GOAL OF THE EXERCISE: Repeat, exactly and alone, every line from the line that contains "Type out the text in this image." to the end of the entries.

******

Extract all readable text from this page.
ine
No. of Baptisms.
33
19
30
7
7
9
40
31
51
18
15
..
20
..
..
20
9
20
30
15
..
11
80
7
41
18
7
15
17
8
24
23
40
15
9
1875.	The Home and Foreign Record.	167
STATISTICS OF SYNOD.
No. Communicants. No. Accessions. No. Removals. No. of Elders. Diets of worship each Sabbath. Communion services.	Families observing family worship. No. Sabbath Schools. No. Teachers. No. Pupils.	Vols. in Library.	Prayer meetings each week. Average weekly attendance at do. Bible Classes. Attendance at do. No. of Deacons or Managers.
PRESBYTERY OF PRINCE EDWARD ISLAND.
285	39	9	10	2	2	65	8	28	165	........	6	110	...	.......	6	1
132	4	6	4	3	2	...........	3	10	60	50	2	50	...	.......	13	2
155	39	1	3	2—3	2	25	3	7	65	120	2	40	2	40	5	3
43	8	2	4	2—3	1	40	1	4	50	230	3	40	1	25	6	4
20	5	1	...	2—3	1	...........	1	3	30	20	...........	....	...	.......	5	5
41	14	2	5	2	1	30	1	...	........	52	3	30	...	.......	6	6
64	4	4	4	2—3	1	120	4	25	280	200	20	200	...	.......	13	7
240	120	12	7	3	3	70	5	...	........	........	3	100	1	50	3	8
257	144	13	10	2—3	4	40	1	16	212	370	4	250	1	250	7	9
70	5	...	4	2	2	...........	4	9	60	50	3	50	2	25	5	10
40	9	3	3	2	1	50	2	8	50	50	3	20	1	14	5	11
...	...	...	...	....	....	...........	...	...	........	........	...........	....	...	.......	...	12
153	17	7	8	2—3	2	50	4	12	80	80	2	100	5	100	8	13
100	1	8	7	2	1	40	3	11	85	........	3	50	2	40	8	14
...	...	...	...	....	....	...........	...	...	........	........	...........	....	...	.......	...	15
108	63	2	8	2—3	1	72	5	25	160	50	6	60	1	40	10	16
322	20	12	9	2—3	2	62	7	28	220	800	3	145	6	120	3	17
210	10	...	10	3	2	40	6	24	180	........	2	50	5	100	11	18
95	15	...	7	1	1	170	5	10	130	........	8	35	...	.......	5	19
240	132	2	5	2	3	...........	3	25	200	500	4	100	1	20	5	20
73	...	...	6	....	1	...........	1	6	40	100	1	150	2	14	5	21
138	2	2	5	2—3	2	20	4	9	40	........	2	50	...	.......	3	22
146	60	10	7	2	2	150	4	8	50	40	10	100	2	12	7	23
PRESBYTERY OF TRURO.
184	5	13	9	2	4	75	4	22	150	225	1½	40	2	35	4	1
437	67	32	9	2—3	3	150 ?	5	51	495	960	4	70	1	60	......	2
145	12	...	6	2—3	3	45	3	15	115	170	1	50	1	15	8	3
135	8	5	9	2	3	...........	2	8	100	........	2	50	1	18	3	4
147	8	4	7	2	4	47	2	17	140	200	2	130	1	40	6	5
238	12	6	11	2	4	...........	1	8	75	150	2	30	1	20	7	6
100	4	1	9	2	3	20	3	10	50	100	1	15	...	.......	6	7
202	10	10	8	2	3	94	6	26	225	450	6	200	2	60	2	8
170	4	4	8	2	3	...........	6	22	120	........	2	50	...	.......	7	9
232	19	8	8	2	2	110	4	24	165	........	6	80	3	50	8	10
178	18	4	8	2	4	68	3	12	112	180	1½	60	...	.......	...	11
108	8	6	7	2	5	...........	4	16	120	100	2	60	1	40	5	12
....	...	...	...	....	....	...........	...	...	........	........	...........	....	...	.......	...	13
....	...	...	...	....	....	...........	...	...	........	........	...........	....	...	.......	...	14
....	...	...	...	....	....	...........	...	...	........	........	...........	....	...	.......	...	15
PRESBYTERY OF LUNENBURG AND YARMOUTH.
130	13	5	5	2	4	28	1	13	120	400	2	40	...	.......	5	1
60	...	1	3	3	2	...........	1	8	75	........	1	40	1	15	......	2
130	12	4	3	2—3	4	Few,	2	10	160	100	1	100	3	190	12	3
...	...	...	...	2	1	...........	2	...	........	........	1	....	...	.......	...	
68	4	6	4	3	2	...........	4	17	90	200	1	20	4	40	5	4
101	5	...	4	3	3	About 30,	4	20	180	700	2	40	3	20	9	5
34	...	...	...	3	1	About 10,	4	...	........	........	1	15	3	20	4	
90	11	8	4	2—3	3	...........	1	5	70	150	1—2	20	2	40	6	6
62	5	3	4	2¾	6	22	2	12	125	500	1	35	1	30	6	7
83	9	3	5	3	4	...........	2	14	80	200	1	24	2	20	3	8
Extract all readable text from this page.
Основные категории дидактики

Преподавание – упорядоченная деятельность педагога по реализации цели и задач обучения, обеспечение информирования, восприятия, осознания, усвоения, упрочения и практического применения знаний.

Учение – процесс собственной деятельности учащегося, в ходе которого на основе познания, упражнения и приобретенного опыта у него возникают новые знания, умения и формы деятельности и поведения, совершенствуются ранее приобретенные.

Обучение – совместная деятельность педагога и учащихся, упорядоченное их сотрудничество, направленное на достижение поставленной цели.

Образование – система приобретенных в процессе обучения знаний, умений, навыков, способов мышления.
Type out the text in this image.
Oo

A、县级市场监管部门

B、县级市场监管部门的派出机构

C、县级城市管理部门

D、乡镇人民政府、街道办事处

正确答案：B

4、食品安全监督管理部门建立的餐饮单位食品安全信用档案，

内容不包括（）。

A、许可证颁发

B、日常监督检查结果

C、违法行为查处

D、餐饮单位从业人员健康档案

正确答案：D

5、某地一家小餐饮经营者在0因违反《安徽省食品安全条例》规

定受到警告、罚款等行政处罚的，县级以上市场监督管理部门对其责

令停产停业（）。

******

RESULT FOR THIS EXERCISE:
Type out the text in this image.
Oo

A、县级市场监管部门

B、县级市场监管部门的派出机构

C、县级城市管理部门

D、乡镇人民政府、街道办事处

正确答案：B

4、食品安全监督管理部门建立的餐饮单位食品安全信用档案，

内容不包括（）。

A、许可证颁发

B、日常监督检查结果

C、违法行为查处

D、餐饮单位从业人员健康档案

正确答案：D

5、某地一家小餐饮经营者在0因违反《安徽省食品安全条例》规

定受到警告、罚款等行政处罚的，县级以上市场监督管理部门对其责

令停产停业（）。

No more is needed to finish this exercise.